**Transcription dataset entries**
----------------------------------------
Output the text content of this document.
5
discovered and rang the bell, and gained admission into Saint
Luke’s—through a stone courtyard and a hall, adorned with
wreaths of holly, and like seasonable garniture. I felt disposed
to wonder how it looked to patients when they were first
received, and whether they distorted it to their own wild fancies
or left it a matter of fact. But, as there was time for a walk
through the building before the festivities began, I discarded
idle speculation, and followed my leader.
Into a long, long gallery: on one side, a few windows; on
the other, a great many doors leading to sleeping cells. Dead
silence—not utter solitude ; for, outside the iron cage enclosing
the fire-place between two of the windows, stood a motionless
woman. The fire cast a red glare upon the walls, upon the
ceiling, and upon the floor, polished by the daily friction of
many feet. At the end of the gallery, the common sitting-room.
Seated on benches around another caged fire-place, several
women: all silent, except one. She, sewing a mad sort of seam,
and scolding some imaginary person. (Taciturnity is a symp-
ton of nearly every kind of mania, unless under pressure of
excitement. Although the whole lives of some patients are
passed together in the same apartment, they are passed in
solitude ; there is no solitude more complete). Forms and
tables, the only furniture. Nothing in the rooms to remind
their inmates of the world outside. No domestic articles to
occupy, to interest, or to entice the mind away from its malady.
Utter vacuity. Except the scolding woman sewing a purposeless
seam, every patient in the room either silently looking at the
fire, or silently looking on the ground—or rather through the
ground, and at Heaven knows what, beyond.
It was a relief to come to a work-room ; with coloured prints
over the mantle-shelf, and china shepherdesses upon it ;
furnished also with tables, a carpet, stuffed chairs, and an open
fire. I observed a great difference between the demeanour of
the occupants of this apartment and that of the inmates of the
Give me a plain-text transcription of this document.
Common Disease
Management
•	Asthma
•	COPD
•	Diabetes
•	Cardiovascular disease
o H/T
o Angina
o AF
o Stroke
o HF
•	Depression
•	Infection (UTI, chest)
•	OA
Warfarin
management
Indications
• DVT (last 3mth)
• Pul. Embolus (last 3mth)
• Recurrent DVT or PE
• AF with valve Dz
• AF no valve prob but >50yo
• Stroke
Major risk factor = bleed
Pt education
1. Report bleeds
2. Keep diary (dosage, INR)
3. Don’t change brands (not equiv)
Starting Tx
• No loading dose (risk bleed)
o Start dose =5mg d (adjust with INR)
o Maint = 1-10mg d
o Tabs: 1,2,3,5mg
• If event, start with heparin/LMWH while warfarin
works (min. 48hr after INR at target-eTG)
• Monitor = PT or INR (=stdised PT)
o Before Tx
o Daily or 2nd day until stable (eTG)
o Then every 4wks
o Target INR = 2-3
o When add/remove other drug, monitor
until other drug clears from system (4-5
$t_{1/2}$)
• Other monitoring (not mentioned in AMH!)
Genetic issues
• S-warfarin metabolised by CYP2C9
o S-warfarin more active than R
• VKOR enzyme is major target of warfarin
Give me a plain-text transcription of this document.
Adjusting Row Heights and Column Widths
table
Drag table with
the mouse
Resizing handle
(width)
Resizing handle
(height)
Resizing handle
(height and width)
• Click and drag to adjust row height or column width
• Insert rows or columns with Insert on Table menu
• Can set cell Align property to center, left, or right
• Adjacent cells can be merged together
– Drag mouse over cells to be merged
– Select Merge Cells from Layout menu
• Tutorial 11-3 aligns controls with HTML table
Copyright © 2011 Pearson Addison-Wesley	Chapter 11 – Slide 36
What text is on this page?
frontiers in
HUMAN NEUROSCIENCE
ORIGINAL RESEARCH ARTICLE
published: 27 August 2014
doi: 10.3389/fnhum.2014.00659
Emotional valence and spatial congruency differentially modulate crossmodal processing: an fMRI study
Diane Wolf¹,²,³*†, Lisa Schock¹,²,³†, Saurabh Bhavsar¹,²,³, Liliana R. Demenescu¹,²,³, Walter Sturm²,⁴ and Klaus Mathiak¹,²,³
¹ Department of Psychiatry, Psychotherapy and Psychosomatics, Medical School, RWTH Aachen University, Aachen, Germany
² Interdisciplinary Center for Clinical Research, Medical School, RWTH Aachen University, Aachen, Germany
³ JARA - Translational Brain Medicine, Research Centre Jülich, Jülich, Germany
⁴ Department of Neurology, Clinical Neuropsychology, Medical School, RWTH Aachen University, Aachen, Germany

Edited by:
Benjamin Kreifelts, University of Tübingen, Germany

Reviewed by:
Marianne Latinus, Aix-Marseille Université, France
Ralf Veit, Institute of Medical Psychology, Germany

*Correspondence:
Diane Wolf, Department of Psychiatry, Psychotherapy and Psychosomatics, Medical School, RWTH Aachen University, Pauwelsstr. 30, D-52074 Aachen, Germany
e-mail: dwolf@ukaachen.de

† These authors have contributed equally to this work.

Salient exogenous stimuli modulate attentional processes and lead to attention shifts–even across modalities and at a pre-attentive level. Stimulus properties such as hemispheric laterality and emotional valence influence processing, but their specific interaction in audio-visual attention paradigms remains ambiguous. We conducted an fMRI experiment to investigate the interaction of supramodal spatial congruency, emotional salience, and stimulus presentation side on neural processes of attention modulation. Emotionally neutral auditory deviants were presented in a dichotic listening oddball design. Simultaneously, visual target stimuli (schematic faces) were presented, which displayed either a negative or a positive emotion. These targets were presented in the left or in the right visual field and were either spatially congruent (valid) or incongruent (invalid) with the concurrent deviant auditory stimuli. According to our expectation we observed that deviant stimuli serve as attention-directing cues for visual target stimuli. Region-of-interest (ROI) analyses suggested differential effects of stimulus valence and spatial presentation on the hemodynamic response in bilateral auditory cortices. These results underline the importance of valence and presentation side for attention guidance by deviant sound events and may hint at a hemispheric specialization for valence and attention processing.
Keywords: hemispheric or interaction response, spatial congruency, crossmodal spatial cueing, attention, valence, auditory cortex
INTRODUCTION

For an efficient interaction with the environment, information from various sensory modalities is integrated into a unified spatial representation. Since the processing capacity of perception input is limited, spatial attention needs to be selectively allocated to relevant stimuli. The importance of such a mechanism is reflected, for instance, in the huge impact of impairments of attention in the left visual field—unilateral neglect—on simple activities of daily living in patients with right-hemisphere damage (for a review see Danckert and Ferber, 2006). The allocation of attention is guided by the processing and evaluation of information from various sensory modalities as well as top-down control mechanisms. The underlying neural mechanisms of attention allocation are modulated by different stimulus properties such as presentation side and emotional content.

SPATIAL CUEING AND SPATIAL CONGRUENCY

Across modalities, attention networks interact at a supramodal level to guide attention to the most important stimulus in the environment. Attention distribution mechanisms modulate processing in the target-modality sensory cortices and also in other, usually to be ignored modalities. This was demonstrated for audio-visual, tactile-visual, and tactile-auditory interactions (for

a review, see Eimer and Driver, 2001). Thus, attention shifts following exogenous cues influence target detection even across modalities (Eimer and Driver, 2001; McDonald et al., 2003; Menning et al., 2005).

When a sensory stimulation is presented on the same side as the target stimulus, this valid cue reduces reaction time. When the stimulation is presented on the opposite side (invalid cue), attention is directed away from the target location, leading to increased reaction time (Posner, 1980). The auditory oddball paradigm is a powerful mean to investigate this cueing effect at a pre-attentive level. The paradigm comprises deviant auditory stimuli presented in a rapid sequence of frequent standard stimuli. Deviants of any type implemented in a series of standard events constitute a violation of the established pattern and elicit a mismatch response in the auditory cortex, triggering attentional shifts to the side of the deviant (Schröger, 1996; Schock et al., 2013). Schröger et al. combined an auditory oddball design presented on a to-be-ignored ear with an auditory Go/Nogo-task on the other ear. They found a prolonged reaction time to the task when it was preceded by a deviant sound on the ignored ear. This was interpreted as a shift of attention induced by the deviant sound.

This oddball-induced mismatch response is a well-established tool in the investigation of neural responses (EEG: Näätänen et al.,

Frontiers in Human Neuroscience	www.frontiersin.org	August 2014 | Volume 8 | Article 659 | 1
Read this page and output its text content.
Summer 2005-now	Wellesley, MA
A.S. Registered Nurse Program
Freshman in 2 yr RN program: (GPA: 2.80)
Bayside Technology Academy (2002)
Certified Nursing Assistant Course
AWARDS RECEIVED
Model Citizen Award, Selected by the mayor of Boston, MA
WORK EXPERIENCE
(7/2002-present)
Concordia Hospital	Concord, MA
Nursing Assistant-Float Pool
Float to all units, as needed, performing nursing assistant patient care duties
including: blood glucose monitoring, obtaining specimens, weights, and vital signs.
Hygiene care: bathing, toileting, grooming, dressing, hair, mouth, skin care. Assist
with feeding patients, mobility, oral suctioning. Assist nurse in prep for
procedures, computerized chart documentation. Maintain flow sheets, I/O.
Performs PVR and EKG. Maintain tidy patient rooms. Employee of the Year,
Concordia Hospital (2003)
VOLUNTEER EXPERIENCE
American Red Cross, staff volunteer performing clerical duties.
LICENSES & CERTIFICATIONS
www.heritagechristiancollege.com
----------------------------------------
**Problem to work on**
Look over the data above and show each line that contains "inmates".

**Solution to this task**
their inmates of the world outside. No domestic articles to
the occupants of this apartment and that of the inmates of the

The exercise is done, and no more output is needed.